# [What you have to do]
All lines featuring the string "올립니다" are to be listed.

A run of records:
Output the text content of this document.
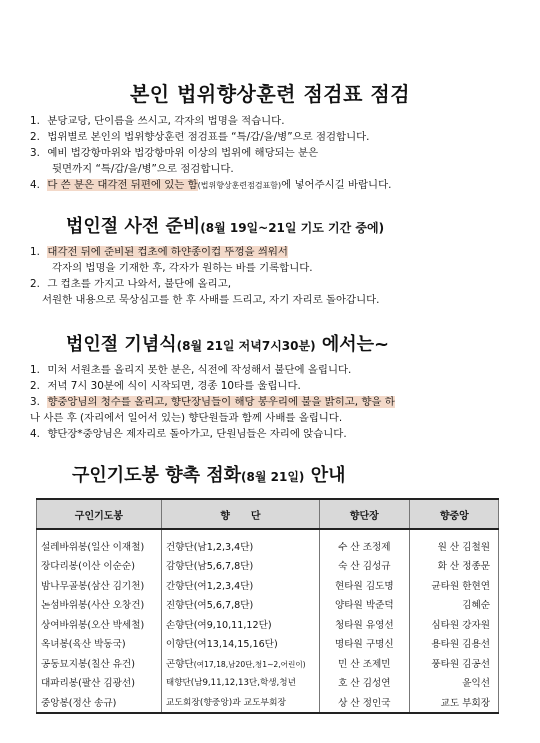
본인 법위향상훈련 점검표 점검
1. 분당교당, 단이름을 쓰시고, 각자의 법명을 적습니다.
2. 법위별로 본인의 법위향상훈련 점검표를 “특/갑/을/병”으로 점검합니다.
3. 예비 법강항마위와 법강항마위 이상의 법위에 해당되는 분은
뒷면까지 “특/갑/을/병”으로 점검합니다.
4. 다 쓴 분은 대각전 뒤편에 있는 함(법위향상훈련점검표함)에 넣어주시길 바랍니다.
법인절 사전 준비(8월 19일~21일 기도 기간 중에)
1. 대각전 뒤에 준비된 컵초에 하얀종이컵 뚜껑을 씌워서
각자의 법명을 기재한 후, 각자가 원하는 바를 기록합니다.
2. 그 컵초를 가지고 나와서, 불단에 올리고,
서원한 내용으로 묵상심고를 한 후 사배를 드리고, 자기 자리로 돌아갑니다.
법인절 기념식(8월 21일 저녁7시30분) 에서는~
1. 미처 서원초를 올리지 못한 분은, 식전에 작성해서 불단에 올립니다.
2. 저녁 7시 30분에 식이 시작되면, 경종 10타를 울립니다.
3. 향중앙님의 청수를 올리고, 향단장님들이 해당 봉우리에 불을 밝히고, 향을 하
나 사른 후 (자리에서 일어서 있는) 향단원들과 함께 사배를 올립니다.
4. 향단장*중앙님은 제자리로 돌아가고, 단원님들은 자리에 앉습니다.
구인기도봉 향촉 점화(8월 21일) 안내
구인기도봉	향      단	향단장	향중앙
설레바위봉(일산 이재철)	건향단(남1,2,3,4단)	수 산 조정제	원 산 김철원
장다리봉(이산 이순순)	감향단(남5,6,7,8단)	숙 산 김성규	화 산 정종문
밤나무골봉(삼산 김기천)	간향단(여1,2,3,4단)	현타원 김도명	균타원 한현연
논섬바위봉(사산 오창건)	진향단(여5,6,7,8단)	양타원 박준덕	김혜순
상여바위봉(오산 박세철)	손향단(여9,10,11,12단)	청타원 유영선	심타원 강자원
옥녀봉(육산 박동국)	이향단(여13,14,15,16단)	명타원 구명신	용타원 김용선
공동묘지봉(칠산 유건)	곤향단(여17,18,남20단,청1~2,어린이)	민 산 조제민	풍타원 김공선
대파리봉(팔산 김광선)	태향단(남9,11,12,13단,학생,청년	호 산 김성연	윤익선
중앙봉(정산 송규)	교도회장(향중앙)과 교도부회장	상 산 정인국	교도 부회장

# [Exercise output]
1. 미처 서원초를 올리지 못한 분은, 식전에 작성해서 불단에 올립니다.
나 사른 후 (자리에서 일어서 있는) 향단원들과 함께 사배를 올립니다.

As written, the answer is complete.